**What the task asks**
Could you reproduce every one of the records below word for word, omitting the pictures from your answer?

-- start Record excerpts --

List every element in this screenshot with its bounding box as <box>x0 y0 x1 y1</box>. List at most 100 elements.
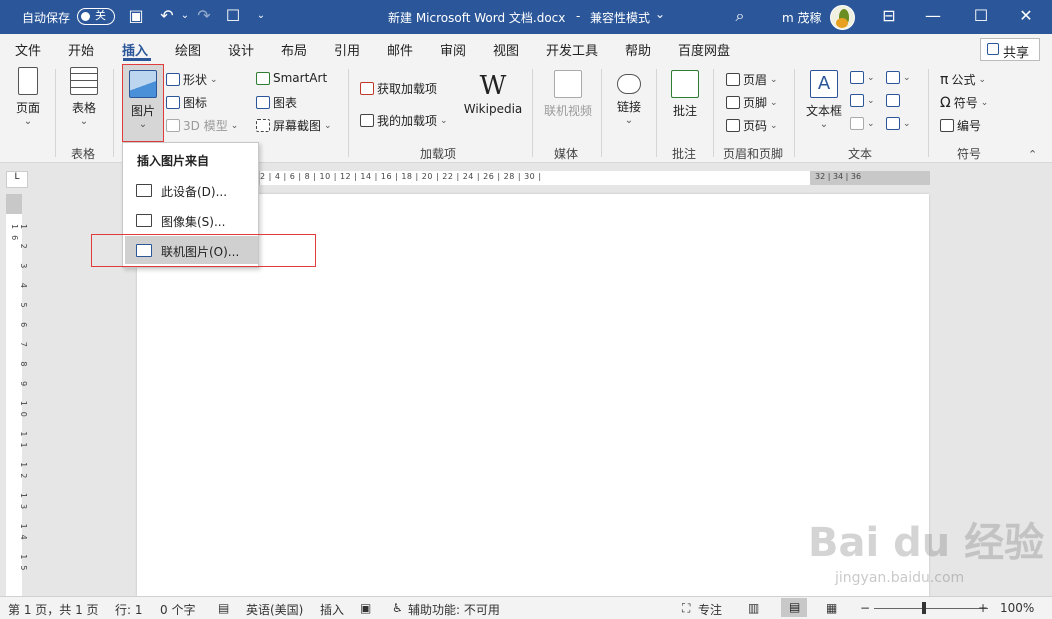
proofing-icon[interactable]: ▤ <box>218 601 229 615</box>
comment-button[interactable]: 批注 <box>668 70 702 119</box>
signature-icon <box>886 71 900 84</box>
accessibility-status[interactable]: 辅助功能: 不可用 <box>408 601 500 618</box>
quick-parts-button[interactable]: ⌄ <box>850 71 875 84</box>
smartart-label: SmartArt <box>273 71 328 85</box>
search-icon[interactable]: ⌕ <box>729 6 751 26</box>
footer-label: 页脚 <box>743 96 768 110</box>
chevron-down-icon: ⌄ <box>770 120 778 131</box>
tab-home[interactable]: 开始 <box>68 40 94 59</box>
header-button[interactable]: 页眉 ⌄ <box>726 71 778 88</box>
group-label-media: 媒体 <box>554 147 579 161</box>
icons-button[interactable]: 图标 <box>166 94 207 111</box>
signature-line-button[interactable]: ⌄ <box>886 71 911 84</box>
tab-draw[interactable]: 绘图 <box>175 40 201 59</box>
read-mode-icon[interactable]: ▥ <box>748 601 759 615</box>
vertical-ruler[interactable]: 1 2 3 4 5 6 7 8 9 10 11 12 13 14 15 16 <box>6 194 28 596</box>
share-label: 共享 <box>1003 46 1030 61</box>
annotation-highlight-box <box>91 234 316 267</box>
tab-selector[interactable]: L <box>6 171 28 188</box>
zoom-slider-track[interactable] <box>874 608 988 609</box>
divider <box>348 69 349 157</box>
numbering-button[interactable]: 编号 <box>940 117 981 134</box>
wordart-icon <box>850 94 864 107</box>
table-button[interactable]: 表格 ⌄ <box>66 67 102 128</box>
quick-parts-icon <box>850 71 864 84</box>
menu-item-this-device[interactable]: 此设备(D)... <box>125 176 258 204</box>
collapse-ribbon-icon[interactable]: ⌃ <box>1028 148 1037 161</box>
divider <box>532 69 533 157</box>
screenshot-label: 屏幕截图 <box>273 119 322 133</box>
tab-help[interactable]: 帮助 <box>625 40 651 59</box>
screenshot-button[interactable]: 屏幕截图 ⌄ <box>256 117 332 134</box>
pages-button[interactable]: 页面 ⌄ <box>10 67 46 128</box>
redo-icon: ↷ <box>197 6 211 25</box>
chevron-down-icon: ⌄ <box>79 116 89 127</box>
insert-mode[interactable]: 插入 <box>320 601 344 618</box>
object-button[interactable]: ⌄ <box>886 117 911 130</box>
avatar[interactable] <box>830 5 855 30</box>
chevron-down-icon: ⌄ <box>903 72 911 83</box>
macro-icon[interactable]: ▣ <box>360 601 371 615</box>
pictures-button[interactable]: 图片 ⌄ <box>124 70 162 131</box>
touch-mode-icon[interactable]: ☐ <box>222 6 244 26</box>
wordart-button[interactable]: ⌄ <box>850 94 875 107</box>
my-addins-button[interactable]: 我的加载项 ⌄ <box>360 112 448 129</box>
menu-item-label: 此设备(D)... <box>161 185 228 199</box>
share-button[interactable]: 共享 <box>980 38 1040 61</box>
footer-button[interactable]: 页脚 ⌄ <box>726 94 778 111</box>
zoom-in-button[interactable]: + <box>978 601 988 615</box>
baidu-watermark: Bai du 经验 <box>808 520 1045 566</box>
language[interactable]: 英语(美国) <box>246 601 303 618</box>
picture-icon <box>129 70 157 98</box>
equation-button[interactable]: π 公式 ⌄ <box>940 71 986 88</box>
chevron-down-icon: ⌄ <box>230 120 239 131</box>
link-button[interactable]: 链接 ⌄ <box>612 70 646 127</box>
shapes-button[interactable]: 形状 ⌄ <box>166 71 218 88</box>
autosave-toggle[interactable]: 关 <box>77 8 115 25</box>
user-name[interactable]: m 茂稼 <box>782 9 822 26</box>
close-icon[interactable]: ✕ <box>1015 6 1037 26</box>
focus-icon: ⛶ <box>682 601 691 615</box>
word-count[interactable]: 0 个字 <box>160 601 195 618</box>
date-time-button[interactable] <box>886 94 900 107</box>
save-icon[interactable]: ▣ <box>125 6 147 26</box>
focus-mode[interactable]: 专注 <box>698 601 722 618</box>
page-count[interactable]: 第 1 页，共 1 页 <box>8 601 99 618</box>
divider <box>113 69 114 157</box>
customize-qat-icon[interactable]: ⌄ <box>250 6 272 26</box>
smartart-button[interactable]: SmartArt <box>256 71 327 85</box>
maximize-icon[interactable]: ☐ <box>970 6 992 26</box>
online-video-button: 联机视频 <box>542 70 594 119</box>
drop-cap-icon <box>850 117 864 130</box>
horizontal-ruler[interactable]: 2 | 4 | 6 | 8 | 10 | 12 | 14 | 16 | 18 |… <box>160 171 930 185</box>
tab-review[interactable]: 审阅 <box>440 40 466 59</box>
tab-baidu-netdisk[interactable]: 百度网盘 <box>678 40 730 59</box>
menu-item-stock-images[interactable]: 图像集(S)... <box>125 206 258 234</box>
tab-file[interactable]: 文件 <box>15 40 41 59</box>
web-layout-icon[interactable]: ▦ <box>826 601 837 615</box>
tab-layout[interactable]: 布局 <box>281 40 307 59</box>
textbox-button[interactable]: A 文本框 ⌄ <box>804 70 844 131</box>
minimize-icon[interactable]: — <box>922 6 944 26</box>
ribbon-display-icon[interactable]: ⊟ <box>878 6 900 26</box>
table-label: 表格 <box>71 101 96 115</box>
zoom-out-button[interactable]: − <box>860 601 870 615</box>
zoom-slider-handle[interactable] <box>922 602 926 614</box>
print-layout-button[interactable]: ▤ <box>781 598 807 617</box>
divider <box>713 69 714 157</box>
page-number-label: 页码 <box>743 119 768 133</box>
tab-design[interactable]: 设计 <box>228 40 254 59</box>
line-number[interactable]: 行: 1 <box>115 601 143 618</box>
tab-references[interactable]: 引用 <box>334 40 360 59</box>
chart-button[interactable]: 图表 <box>256 94 297 111</box>
tab-mailings[interactable]: 邮件 <box>387 40 413 59</box>
tab-view[interactable]: 视图 <box>493 40 519 59</box>
page-number-button[interactable]: 页码 ⌄ <box>726 117 778 134</box>
tab-developer[interactable]: 开发工具 <box>546 40 598 59</box>
wikipedia-button[interactable]: W Wikipedia <box>462 70 524 116</box>
zoom-level[interactable]: 100% <box>1000 601 1034 615</box>
symbol-button[interactable]: Ω 符号 ⌄ <box>940 94 988 111</box>
get-addins-button[interactable]: 获取加载项 <box>360 80 437 97</box>
menu-item-label: 图像集(S)... <box>161 215 226 229</box>
tab-insert[interactable]: 插入 <box>122 40 148 59</box>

-- end Record excerpts --

**Solution below**
List every element in this screenshot with its bounding box as <box>x0 y0 x1 y1</box>. List at most 100 elements.
proofing-icon[interactable]: ▤ <box>218 601 229 615</box>
comment-button[interactable]: 批注 <box>668 70 702 119</box>
signature-icon <box>886 71 900 84</box>
accessibility-status[interactable]: 辅助功能: 不可用 <box>408 601 500 618</box>
quick-parts-button[interactable]: ⌄ <box>850 71 875 84</box>
smartart-label: SmartArt <box>273 71 328 85</box>
search-icon[interactable]: ⌕ <box>729 6 751 26</box>
footer-label: 页脚 <box>743 96 768 110</box>
chevron-down-icon: ⌄ <box>770 120 778 131</box>
tab-home[interactable]: 开始 <box>68 40 94 59</box>
header-button[interactable]: 页眉 ⌄ <box>726 71 778 88</box>
group-label-media: 媒体 <box>554 147 579 161</box>
icons-button[interactable]: 图标 <box>166 94 207 111</box>
signature-line-button[interactable]: ⌄ <box>886 71 911 84</box>
tab-draw[interactable]: 绘图 <box>175 40 201 59</box>
read-mode-icon[interactable]: ▥ <box>748 601 759 615</box>
vertical-ruler[interactable]: 1 2 3 4 5 6 7 8 9 10 11 12 13 14 15 16 <box>6 194 28 596</box>
share-label: 共享 <box>1003 46 1030 61</box>
annotation-highlight-box <box>91 234 316 267</box>
tab-selector[interactable]: L <box>6 171 28 188</box>
zoom-slider-track[interactable] <box>874 608 988 609</box>
divider <box>348 69 349 157</box>
numbering-button[interactable]: 编号 <box>940 117 981 134</box>
wordart-icon <box>850 94 864 107</box>
table-button[interactable]: 表格 ⌄ <box>66 67 102 128</box>
quick-parts-icon <box>850 71 864 84</box>
menu-item-this-device[interactable]: 此设备(D)... <box>125 176 258 204</box>
collapse-ribbon-icon[interactable]: ⌃ <box>1028 148 1037 161</box>
divider <box>532 69 533 157</box>
screenshot-label: 屏幕截图 <box>273 119 322 133</box>
tab-help[interactable]: 帮助 <box>625 40 651 59</box>
screenshot-button[interactable]: 屏幕截图 ⌄ <box>256 117 332 134</box>
pages-button[interactable]: 页面 ⌄ <box>10 67 46 128</box>
redo-icon: ↷ <box>197 6 211 25</box>
chevron-down-icon: ⌄ <box>79 116 89 127</box>
insert-mode[interactable]: 插入 <box>320 601 344 618</box>
object-button[interactable]: ⌄ <box>886 117 911 130</box>
avatar[interactable] <box>830 5 855 30</box>
chevron-down-icon: ⌄ <box>903 72 911 83</box>
macro-icon[interactable]: ▣ <box>360 601 371 615</box>
pictures-button[interactable]: 图片 ⌄ <box>124 70 162 131</box>
touch-mode-icon[interactable]: ☐ <box>222 6 244 26</box>
wordart-button[interactable]: ⌄ <box>850 94 875 107</box>
my-addins-button[interactable]: 我的加载项 ⌄ <box>360 112 448 129</box>
menu-item-label: 此设备(D)... <box>161 185 228 199</box>
share-button[interactable]: 共享 <box>980 38 1040 61</box>
footer-button[interactable]: 页脚 ⌄ <box>726 94 778 111</box>
zoom-in-button[interactable]: + <box>978 601 988 615</box>
baidu-watermark: Bai du 经验 <box>808 520 1045 566</box>
language[interactable]: 英语(美国) <box>246 601 303 618</box>
picture-icon <box>129 70 157 98</box>
equation-button[interactable]: π 公式 ⌄ <box>940 71 986 88</box>
chevron-down-icon: ⌄ <box>230 120 239 131</box>
link-button[interactable]: 链接 ⌄ <box>612 70 646 127</box>
shapes-button[interactable]: 形状 ⌄ <box>166 71 218 88</box>
autosave-toggle[interactable]: 关 <box>77 8 115 25</box>
user-name[interactable]: m 茂稼 <box>782 9 822 26</box>
close-icon[interactable]: ✕ <box>1015 6 1037 26</box>
focus-icon: ⛶ <box>682 601 691 615</box>
word-count[interactable]: 0 个字 <box>160 601 195 618</box>
date-time-button[interactable] <box>886 94 900 107</box>
save-icon[interactable]: ▣ <box>125 6 147 26</box>
focus-mode[interactable]: 专注 <box>698 601 722 618</box>
page-count[interactable]: 第 1 页，共 1 页 <box>8 601 99 618</box>
divider <box>113 69 114 157</box>
customize-qat-icon[interactable]: ⌄ <box>250 6 272 26</box>
smartart-button[interactable]: SmartArt <box>256 71 327 85</box>
maximize-icon[interactable]: ☐ <box>970 6 992 26</box>
online-video-button: 联机视频 <box>542 70 594 119</box>
drop-cap-icon <box>850 117 864 130</box>
horizontal-ruler[interactable]: 2 | 4 | 6 | 8 | 10 | 12 | 14 | 16 | 18 |… <box>160 171 930 185</box>
tab-review[interactable]: 审阅 <box>440 40 466 59</box>
tab-baidu-netdisk[interactable]: 百度网盘 <box>678 40 730 59</box>
menu-item-stock-images[interactable]: 图像集(S)... <box>125 206 258 234</box>
tab-file[interactable]: 文件 <box>15 40 41 59</box>
web-layout-icon[interactable]: ▦ <box>826 601 837 615</box>
tab-layout[interactable]: 布局 <box>281 40 307 59</box>
textbox-button[interactable]: A 文本框 ⌄ <box>804 70 844 131</box>
minimize-icon[interactable]: — <box>922 6 944 26</box>
ribbon-display-icon[interactable]: ⊟ <box>878 6 900 26</box>
table-label: 表格 <box>71 101 96 115</box>
zoom-out-button[interactable]: − <box>860 601 870 615</box>
zoom-slider-handle[interactable] <box>922 602 926 614</box>
print-layout-button[interactable]: ▤ <box>781 598 807 617</box>
divider <box>713 69 714 157</box>
page-number-label: 页码 <box>743 119 768 133</box>
tab-design[interactable]: 设计 <box>228 40 254 59</box>
line-number[interactable]: 行: 1 <box>115 601 143 618</box>
tab-references[interactable]: 引用 <box>334 40 360 59</box>
chart-button[interactable]: 图表 <box>256 94 297 111</box>
tab-mailings[interactable]: 邮件 <box>387 40 413 59</box>
tab-view[interactable]: 视图 <box>493 40 519 59</box>
page-number-button[interactable]: 页码 ⌄ <box>726 117 778 134</box>
tab-developer[interactable]: 开发工具 <box>546 40 598 59</box>
wikipedia-button[interactable]: W Wikipedia <box>462 70 524 116</box>
zoom-level[interactable]: 100% <box>1000 601 1034 615</box>
symbol-button[interactable]: Ω 符号 ⌄ <box>940 94 988 111</box>
get-addins-button[interactable]: 获取加载项 <box>360 80 437 97</box>
menu-item-label: 图像集(S)... <box>161 215 226 229</box>
tab-insert[interactable]: 插入 <box>122 40 148 59</box>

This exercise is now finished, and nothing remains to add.